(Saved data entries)
◆ ◆ ◆
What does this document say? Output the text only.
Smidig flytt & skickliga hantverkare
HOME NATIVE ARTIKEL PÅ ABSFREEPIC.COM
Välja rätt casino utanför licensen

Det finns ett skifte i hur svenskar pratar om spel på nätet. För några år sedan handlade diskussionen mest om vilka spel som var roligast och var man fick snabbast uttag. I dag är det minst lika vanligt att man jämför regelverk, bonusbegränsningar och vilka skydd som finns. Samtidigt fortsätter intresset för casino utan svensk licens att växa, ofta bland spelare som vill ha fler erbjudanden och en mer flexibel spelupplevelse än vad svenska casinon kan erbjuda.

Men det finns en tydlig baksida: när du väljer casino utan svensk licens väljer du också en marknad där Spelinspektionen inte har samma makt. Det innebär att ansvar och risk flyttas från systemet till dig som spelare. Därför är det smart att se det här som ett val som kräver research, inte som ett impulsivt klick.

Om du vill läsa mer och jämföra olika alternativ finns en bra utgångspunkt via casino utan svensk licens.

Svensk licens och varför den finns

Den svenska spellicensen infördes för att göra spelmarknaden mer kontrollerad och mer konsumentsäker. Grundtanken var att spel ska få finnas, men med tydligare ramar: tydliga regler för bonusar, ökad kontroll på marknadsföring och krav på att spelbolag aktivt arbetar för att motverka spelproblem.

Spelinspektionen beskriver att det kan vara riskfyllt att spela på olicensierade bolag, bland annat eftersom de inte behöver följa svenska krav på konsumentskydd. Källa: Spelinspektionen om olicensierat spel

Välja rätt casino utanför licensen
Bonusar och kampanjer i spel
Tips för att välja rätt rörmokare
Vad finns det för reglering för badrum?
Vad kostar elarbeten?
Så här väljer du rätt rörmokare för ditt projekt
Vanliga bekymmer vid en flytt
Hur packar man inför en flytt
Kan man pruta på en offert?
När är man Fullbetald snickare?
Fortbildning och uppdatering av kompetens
◆ ◆ ◆
WHAT IS BEING ASKED →
Send back every record, precisely as written.

COMPLETED EXERCISE →
What does this document say? Output the text only.
Smidig flytt & skickliga hantverkare
HOME NATIVE ARTIKEL PÅ ABSFREEPIC.COM
Välja rätt casino utanför licensen

Det finns ett skifte i hur svenskar pratar om spel på nätet. För några år sedan handlade diskussionen mest om vilka spel som var roligast och var man fick snabbast uttag. I dag är det minst lika vanligt att man jämför regelverk, bonusbegränsningar och vilka skydd som finns. Samtidigt fortsätter intresset för casino utan svensk licens att växa, ofta bland spelare som vill ha fler erbjudanden och en mer flexibel spelupplevelse än vad svenska casinon kan erbjuda.

Men det finns en tydlig baksida: när du väljer casino utan svensk licens väljer du också en marknad där Spelinspektionen inte har samma makt. Det innebär att ansvar och risk flyttas från systemet till dig som spelare. Därför är det smart att se det här som ett val som kräver research, inte som ett impulsivt klick.

Om du vill läsa mer och jämföra olika alternativ finns en bra utgångspunkt via casino utan svensk licens.

Svensk licens och varför den finns

Den svenska spellicensen infördes för att göra spelmarknaden mer kontrollerad och mer konsumentsäker. Grundtanken var att spel ska få finnas, men med tydligare ramar: tydliga regler för bonusar, ökad kontroll på marknadsföring och krav på att spelbolag aktivt arbetar för att motverka spelproblem.

Spelinspektionen beskriver att det kan vara riskfyllt att spela på olicensierade bolag, bland annat eftersom de inte behöver följa svenska krav på konsumentskydd. Källa: Spelinspektionen om olicensierat spel

Välja rätt casino utanför licensen
Bonusar och kampanjer i spel
Tips för att välja rätt rörmokare
Vad finns det för reglering för badrum?
Vad kostar elarbeten?
Så här väljer du rätt rörmokare för ditt projekt
Vanliga bekymmer vid en flytt
Hur packar man inför en flytt
Kan man pruta på en offert?
När är man Fullbetald snickare?
Fortbildning och uppdatering av kompetens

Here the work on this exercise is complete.